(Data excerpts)
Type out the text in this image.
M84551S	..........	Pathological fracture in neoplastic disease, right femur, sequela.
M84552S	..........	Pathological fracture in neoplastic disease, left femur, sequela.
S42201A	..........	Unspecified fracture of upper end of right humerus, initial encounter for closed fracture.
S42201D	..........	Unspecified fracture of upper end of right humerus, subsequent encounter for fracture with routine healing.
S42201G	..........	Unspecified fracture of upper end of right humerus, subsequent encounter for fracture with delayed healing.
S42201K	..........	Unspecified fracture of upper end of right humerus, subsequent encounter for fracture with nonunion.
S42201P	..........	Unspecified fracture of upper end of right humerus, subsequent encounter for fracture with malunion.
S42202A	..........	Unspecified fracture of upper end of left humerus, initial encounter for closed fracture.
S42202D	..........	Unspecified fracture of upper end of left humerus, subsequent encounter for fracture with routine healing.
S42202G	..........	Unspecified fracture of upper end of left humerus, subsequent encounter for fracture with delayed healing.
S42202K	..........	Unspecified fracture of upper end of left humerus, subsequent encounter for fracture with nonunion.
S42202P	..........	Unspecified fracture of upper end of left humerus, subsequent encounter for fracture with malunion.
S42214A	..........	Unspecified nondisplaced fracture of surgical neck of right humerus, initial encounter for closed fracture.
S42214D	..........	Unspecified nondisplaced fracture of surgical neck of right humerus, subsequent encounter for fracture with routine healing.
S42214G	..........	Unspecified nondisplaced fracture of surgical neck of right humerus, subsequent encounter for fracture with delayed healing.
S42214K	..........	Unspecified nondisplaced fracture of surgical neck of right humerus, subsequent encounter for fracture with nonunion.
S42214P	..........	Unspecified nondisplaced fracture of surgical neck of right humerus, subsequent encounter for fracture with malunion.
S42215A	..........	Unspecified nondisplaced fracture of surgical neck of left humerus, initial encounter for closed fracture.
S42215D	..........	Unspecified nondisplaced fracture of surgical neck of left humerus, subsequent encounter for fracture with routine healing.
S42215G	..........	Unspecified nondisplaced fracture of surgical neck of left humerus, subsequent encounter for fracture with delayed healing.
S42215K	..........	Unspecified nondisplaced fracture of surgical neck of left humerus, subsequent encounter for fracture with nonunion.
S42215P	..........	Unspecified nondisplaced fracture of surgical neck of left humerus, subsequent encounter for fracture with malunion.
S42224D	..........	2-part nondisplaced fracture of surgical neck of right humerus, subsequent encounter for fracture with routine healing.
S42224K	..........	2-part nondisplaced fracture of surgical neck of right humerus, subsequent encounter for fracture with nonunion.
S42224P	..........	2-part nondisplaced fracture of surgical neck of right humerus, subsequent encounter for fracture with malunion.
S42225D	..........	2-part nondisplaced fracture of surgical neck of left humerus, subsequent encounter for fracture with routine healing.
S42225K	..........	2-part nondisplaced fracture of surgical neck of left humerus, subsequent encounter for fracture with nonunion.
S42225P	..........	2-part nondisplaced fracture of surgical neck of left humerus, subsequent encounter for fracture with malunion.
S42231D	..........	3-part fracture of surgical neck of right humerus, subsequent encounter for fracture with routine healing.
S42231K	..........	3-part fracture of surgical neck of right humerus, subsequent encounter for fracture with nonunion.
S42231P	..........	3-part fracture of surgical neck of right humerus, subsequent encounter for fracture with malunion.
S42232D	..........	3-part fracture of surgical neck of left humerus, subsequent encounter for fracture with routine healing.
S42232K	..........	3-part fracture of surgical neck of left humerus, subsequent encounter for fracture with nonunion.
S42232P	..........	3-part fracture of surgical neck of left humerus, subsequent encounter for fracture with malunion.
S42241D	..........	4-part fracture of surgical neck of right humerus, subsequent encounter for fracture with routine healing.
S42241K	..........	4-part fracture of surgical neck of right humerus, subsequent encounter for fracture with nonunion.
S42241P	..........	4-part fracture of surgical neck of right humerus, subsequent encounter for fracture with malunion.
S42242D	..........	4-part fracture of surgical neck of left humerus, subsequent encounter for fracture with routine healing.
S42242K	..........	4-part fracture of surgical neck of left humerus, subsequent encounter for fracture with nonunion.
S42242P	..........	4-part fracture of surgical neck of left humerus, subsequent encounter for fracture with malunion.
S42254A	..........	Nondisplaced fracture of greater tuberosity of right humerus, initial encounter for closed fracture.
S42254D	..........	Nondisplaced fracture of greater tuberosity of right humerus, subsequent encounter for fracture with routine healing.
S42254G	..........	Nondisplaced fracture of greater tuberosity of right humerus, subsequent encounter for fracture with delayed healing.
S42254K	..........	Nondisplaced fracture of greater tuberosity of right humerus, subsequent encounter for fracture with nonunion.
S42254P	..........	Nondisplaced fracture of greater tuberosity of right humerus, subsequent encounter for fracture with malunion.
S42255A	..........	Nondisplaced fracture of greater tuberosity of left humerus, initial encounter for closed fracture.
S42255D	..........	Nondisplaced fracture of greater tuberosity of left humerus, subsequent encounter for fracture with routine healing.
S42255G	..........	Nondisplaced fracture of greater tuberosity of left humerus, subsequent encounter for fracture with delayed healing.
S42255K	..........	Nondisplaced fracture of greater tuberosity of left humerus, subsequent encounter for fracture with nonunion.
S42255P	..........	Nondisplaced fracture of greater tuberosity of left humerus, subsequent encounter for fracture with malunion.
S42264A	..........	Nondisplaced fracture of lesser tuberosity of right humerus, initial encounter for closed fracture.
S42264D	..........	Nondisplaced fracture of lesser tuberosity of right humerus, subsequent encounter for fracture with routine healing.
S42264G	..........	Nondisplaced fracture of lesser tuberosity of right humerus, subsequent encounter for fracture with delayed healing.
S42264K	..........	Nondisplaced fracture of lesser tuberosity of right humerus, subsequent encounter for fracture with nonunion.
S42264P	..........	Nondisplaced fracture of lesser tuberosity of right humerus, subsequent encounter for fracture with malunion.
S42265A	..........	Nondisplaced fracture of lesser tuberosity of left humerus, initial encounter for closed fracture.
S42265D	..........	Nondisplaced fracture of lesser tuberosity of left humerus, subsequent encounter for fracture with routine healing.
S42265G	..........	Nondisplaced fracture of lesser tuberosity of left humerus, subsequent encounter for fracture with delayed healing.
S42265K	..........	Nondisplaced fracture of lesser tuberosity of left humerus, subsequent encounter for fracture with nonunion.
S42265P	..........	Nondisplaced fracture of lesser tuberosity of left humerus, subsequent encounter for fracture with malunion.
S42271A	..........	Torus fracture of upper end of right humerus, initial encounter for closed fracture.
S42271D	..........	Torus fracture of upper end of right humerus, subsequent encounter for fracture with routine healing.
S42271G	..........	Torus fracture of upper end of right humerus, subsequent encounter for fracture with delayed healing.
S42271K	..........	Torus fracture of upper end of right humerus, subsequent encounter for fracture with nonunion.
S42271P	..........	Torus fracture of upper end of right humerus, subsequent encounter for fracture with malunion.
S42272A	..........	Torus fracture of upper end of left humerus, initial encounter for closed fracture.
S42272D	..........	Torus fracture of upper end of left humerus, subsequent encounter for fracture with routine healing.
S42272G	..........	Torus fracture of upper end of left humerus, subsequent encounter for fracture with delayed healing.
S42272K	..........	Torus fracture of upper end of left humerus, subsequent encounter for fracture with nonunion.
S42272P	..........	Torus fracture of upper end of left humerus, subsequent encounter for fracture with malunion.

# [PROBLEM REQUIREMENTS]
Reply with nothing except the number of lines in the listing above that include the string "sequela".

# [EXERCISE SOLUTION]
2